Spatial annotation entries
- - -
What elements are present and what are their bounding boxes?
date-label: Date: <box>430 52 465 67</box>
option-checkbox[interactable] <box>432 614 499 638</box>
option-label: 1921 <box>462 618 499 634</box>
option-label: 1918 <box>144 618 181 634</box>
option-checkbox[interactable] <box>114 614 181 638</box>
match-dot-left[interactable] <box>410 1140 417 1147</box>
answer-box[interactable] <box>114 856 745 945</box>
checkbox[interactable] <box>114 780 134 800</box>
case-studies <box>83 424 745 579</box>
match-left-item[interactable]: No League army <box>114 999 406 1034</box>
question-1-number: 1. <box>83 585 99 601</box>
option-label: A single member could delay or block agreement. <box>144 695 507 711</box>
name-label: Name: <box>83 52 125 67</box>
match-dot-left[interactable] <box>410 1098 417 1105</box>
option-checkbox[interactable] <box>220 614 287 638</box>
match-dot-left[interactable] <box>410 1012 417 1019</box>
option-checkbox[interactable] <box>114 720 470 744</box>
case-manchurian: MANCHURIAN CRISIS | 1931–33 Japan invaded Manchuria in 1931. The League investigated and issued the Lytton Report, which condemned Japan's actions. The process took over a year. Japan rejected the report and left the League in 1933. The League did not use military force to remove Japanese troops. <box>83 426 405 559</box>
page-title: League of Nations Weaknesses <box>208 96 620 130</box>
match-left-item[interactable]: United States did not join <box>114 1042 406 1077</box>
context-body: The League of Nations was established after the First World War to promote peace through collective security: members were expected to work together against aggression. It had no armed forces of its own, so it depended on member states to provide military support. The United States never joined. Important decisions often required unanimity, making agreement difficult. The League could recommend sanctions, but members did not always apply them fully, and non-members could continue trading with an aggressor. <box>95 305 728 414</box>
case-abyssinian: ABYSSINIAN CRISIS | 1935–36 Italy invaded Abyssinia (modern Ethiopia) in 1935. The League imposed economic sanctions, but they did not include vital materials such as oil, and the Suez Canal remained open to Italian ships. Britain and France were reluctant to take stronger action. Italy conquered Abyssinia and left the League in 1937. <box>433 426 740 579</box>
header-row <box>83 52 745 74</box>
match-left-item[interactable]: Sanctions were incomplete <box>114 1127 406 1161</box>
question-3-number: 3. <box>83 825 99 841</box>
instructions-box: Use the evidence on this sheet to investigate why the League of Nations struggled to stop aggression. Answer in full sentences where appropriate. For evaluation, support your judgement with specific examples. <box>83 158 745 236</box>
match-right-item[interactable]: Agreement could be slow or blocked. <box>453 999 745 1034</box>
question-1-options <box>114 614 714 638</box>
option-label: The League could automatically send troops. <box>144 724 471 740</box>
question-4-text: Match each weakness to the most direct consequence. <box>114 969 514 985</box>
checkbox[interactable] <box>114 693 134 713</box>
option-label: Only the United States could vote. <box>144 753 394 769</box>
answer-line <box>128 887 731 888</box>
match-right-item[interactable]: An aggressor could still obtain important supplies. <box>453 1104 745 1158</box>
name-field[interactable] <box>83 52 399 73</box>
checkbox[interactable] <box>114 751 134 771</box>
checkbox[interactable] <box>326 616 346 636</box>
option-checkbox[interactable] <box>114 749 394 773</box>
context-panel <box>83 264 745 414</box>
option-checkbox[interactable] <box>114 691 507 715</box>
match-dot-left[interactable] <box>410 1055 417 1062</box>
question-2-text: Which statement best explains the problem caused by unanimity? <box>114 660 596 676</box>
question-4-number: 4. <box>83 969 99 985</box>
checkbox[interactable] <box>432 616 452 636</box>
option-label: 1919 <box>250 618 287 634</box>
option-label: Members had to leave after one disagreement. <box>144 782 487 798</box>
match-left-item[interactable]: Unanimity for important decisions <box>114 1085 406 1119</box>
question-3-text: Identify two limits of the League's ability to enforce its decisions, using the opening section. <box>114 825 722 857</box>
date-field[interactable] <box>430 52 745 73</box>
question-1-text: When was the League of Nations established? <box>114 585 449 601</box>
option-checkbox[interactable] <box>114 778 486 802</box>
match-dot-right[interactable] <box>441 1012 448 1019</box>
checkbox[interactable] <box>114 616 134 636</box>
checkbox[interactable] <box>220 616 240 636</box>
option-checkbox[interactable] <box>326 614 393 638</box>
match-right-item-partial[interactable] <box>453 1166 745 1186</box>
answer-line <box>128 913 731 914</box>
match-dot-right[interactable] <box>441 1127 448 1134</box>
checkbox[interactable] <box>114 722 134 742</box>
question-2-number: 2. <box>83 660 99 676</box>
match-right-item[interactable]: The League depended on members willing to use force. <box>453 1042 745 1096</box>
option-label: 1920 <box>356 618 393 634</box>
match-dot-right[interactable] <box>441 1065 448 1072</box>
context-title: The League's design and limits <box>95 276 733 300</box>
- - -
What this task involves:
Copy every line of the material above word for word, without changing anything.

Result for this exercise:
What elements are present and what are their bounding boxes?
date-label: Date: <box>430 52 465 67</box>
option-checkbox[interactable] <box>432 614 499 638</box>
option-label: 1921 <box>462 618 499 634</box>
option-label: 1918 <box>144 618 181 634</box>
option-checkbox[interactable] <box>114 614 181 638</box>
match-dot-left[interactable] <box>410 1140 417 1147</box>
answer-box[interactable] <box>114 856 745 945</box>
checkbox[interactable] <box>114 780 134 800</box>
case-studies <box>83 424 745 579</box>
match-left-item[interactable]: No League army <box>114 999 406 1034</box>
question-1-number: 1. <box>83 585 99 601</box>
option-label: A single member could delay or block agreement. <box>144 695 507 711</box>
name-label: Name: <box>83 52 125 67</box>
match-dot-left[interactable] <box>410 1098 417 1105</box>
option-checkbox[interactable] <box>220 614 287 638</box>
match-dot-left[interactable] <box>410 1012 417 1019</box>
option-checkbox[interactable] <box>114 720 470 744</box>
case-manchurian: MANCHURIAN CRISIS | 1931–33 Japan invaded Manchuria in 1931. The League investigated and issued the Lytton Report, which condemned Japan's actions. The process took over a year. Japan rejected the report and left the League in 1933. The League did not use military force to remove Japanese troops. <box>83 426 405 559</box>
page-title: League of Nations Weaknesses <box>208 96 620 130</box>
match-left-item[interactable]: United States did not join <box>114 1042 406 1077</box>
context-body: The League of Nations was established after the First World War to promote peace through collective security: members were expected to work together against aggression. It had no armed forces of its own, so it depended on member states to provide military support. The United States never joined. Important decisions often required unanimity, making agreement difficult. The League could recommend sanctions, but members did not always apply them fully, and non-members could continue trading with an aggressor. <box>95 305 728 414</box>
case-abyssinian: ABYSSINIAN CRISIS | 1935–36 Italy invaded Abyssinia (modern Ethiopia) in 1935. The League imposed economic sanctions, but they did not include vital materials such as oil, and the Suez Canal remained open to Italian ships. Britain and France were reluctant to take stronger action. Italy conquered Abyssinia and left the League in 1937. <box>433 426 740 579</box>
header-row <box>83 52 745 74</box>
match-left-item[interactable]: Sanctions were incomplete <box>114 1127 406 1161</box>
question-3-number: 3. <box>83 825 99 841</box>
instructions-box: Use the evidence on this sheet to investigate why the League of Nations struggled to stop aggression. Answer in full sentences where appropriate. For evaluation, support your judgement with specific examples. <box>83 158 745 236</box>
match-right-item[interactable]: Agreement could be slow or blocked. <box>453 999 745 1034</box>
question-1-options <box>114 614 714 638</box>
option-label: The League could automatically send troops. <box>144 724 471 740</box>
question-4-text: Match each weakness to the most direct consequence. <box>114 969 514 985</box>
checkbox[interactable] <box>114 693 134 713</box>
option-label: Only the United States could vote. <box>144 753 394 769</box>
answer-line <box>128 887 731 888</box>
match-right-item[interactable]: An aggressor could still obtain important supplies. <box>453 1104 745 1158</box>
name-field[interactable] <box>83 52 399 73</box>
checkbox[interactable] <box>114 751 134 771</box>
checkbox[interactable] <box>326 616 346 636</box>
option-checkbox[interactable] <box>114 749 394 773</box>
context-panel <box>83 264 745 414</box>
option-checkbox[interactable] <box>114 691 507 715</box>
match-dot-left[interactable] <box>410 1055 417 1062</box>
question-2-text: Which statement best explains the problem caused by unanimity? <box>114 660 596 676</box>
question-4-number: 4. <box>83 969 99 985</box>
checkbox[interactable] <box>432 616 452 636</box>
option-label: 1919 <box>250 618 287 634</box>
option-label: Members had to leave after one disagreement. <box>144 782 487 798</box>
match-left-item[interactable]: Unanimity for important decisions <box>114 1085 406 1119</box>
question-3-text: Identify two limits of the League's ability to enforce its decisions, using the opening section. <box>114 825 722 857</box>
date-field[interactable] <box>430 52 745 73</box>
question-1-text: When was the League of Nations established? <box>114 585 449 601</box>
option-checkbox[interactable] <box>114 778 486 802</box>
match-dot-right[interactable] <box>441 1012 448 1019</box>
checkbox[interactable] <box>114 616 134 636</box>
checkbox[interactable] <box>220 616 240 636</box>
option-checkbox[interactable] <box>326 614 393 638</box>
match-right-item-partial[interactable] <box>453 1166 745 1186</box>
answer-line <box>128 913 731 914</box>
match-dot-right[interactable] <box>441 1127 448 1134</box>
checkbox[interactable] <box>114 722 134 742</box>
question-2-number: 2. <box>83 660 99 676</box>
match-right-item[interactable]: The League depended on members willing to use force. <box>453 1042 745 1096</box>
option-label: 1920 <box>356 618 393 634</box>
match-dot-right[interactable] <box>441 1065 448 1072</box>
context-title: The League's design and limits <box>95 276 733 300</box>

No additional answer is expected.